Copy each line in the data that includes the word "India".

• _Listed records_
┌────────

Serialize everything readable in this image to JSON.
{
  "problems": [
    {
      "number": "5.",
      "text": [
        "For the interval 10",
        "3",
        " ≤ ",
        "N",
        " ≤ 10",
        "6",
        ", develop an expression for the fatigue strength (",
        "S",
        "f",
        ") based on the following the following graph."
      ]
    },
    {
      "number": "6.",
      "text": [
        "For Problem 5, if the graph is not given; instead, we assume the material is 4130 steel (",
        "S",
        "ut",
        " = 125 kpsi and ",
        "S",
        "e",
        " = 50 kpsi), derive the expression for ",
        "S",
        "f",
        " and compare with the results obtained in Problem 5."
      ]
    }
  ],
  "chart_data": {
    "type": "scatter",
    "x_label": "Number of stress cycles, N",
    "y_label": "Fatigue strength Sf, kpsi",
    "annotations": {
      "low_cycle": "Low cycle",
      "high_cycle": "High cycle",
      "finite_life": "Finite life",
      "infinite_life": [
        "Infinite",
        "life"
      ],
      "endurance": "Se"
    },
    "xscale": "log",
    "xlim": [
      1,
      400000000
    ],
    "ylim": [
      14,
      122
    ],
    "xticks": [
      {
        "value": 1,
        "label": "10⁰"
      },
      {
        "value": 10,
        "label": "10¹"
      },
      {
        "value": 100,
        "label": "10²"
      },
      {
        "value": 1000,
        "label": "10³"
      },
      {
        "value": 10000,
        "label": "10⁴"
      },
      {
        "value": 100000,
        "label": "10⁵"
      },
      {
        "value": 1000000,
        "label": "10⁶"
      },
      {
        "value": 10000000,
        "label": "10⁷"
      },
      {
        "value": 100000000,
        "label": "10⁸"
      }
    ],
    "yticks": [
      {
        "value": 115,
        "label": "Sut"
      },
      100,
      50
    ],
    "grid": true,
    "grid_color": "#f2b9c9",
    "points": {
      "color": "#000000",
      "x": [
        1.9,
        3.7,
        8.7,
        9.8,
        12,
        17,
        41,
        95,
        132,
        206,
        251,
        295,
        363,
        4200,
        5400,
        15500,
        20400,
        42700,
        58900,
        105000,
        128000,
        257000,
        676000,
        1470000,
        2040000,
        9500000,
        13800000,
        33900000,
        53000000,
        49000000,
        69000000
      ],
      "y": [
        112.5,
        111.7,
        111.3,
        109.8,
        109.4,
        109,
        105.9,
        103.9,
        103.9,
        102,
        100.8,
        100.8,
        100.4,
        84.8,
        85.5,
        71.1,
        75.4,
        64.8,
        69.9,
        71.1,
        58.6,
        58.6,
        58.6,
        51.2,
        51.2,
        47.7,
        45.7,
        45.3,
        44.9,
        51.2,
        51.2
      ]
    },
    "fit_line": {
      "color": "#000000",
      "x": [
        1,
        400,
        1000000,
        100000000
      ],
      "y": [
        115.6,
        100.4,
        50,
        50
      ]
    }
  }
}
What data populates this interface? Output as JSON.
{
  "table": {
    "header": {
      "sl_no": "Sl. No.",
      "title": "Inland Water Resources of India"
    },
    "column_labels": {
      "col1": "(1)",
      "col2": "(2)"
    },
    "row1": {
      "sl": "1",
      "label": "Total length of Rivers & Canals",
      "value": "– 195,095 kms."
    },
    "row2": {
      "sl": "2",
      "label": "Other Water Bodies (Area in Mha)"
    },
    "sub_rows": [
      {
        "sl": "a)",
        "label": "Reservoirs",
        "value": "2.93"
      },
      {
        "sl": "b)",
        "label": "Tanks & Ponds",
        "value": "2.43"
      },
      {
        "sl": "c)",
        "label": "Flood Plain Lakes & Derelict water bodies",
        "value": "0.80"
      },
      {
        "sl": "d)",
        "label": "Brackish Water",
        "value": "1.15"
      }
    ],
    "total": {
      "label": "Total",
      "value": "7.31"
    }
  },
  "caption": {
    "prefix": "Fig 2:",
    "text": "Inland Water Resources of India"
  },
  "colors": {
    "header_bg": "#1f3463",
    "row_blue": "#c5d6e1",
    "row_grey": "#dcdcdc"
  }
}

└────────

• _Written response_
      "title": "Inland Water Resources of India"
    "text": "Inland Water Resources of India"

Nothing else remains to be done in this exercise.